Check each line of the listing below for the string "фосфат", and copy the ones that have it.

····················

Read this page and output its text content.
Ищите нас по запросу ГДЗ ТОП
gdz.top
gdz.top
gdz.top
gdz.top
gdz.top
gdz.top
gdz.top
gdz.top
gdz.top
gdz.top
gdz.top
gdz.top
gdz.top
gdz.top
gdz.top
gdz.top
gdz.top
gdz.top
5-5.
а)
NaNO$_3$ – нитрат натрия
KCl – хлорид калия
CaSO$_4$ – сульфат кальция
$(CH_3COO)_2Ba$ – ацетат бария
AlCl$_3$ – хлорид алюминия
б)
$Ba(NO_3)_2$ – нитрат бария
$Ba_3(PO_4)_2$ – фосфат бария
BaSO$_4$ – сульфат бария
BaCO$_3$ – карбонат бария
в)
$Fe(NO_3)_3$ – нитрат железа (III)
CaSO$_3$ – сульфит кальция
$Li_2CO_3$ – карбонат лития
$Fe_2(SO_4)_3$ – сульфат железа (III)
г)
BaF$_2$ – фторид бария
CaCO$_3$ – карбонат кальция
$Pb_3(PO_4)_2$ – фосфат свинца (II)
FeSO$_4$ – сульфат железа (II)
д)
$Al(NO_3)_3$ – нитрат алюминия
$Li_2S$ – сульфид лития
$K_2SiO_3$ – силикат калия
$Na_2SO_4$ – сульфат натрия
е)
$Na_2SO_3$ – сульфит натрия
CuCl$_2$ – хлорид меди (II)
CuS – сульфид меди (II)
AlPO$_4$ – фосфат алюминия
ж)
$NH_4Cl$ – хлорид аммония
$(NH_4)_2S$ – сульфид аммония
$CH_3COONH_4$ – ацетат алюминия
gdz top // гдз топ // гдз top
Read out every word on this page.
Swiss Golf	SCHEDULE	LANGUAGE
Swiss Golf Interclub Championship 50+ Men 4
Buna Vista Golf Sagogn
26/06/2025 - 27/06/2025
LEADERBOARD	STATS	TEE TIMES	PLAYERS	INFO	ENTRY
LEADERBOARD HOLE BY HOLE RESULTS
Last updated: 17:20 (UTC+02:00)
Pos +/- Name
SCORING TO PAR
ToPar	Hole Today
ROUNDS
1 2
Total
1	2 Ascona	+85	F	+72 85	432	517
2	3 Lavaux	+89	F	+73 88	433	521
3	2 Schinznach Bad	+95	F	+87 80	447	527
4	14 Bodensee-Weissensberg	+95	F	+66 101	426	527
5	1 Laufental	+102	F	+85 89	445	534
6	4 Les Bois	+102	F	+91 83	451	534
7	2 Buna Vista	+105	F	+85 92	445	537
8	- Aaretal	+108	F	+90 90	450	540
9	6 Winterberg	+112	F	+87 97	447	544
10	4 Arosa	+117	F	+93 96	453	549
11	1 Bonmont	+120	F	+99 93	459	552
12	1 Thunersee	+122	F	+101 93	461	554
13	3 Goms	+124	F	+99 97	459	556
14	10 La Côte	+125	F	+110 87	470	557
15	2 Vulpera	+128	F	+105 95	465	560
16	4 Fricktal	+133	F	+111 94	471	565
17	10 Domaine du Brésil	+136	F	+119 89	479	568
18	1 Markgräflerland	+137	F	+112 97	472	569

····················

■ Response:
$Ba_3(PO_4)_2$ – фосфат бария
$Pb_3(PO_4)_2$ – фосфат свинца (II)
AlPO$_4$ – фосфат алюминия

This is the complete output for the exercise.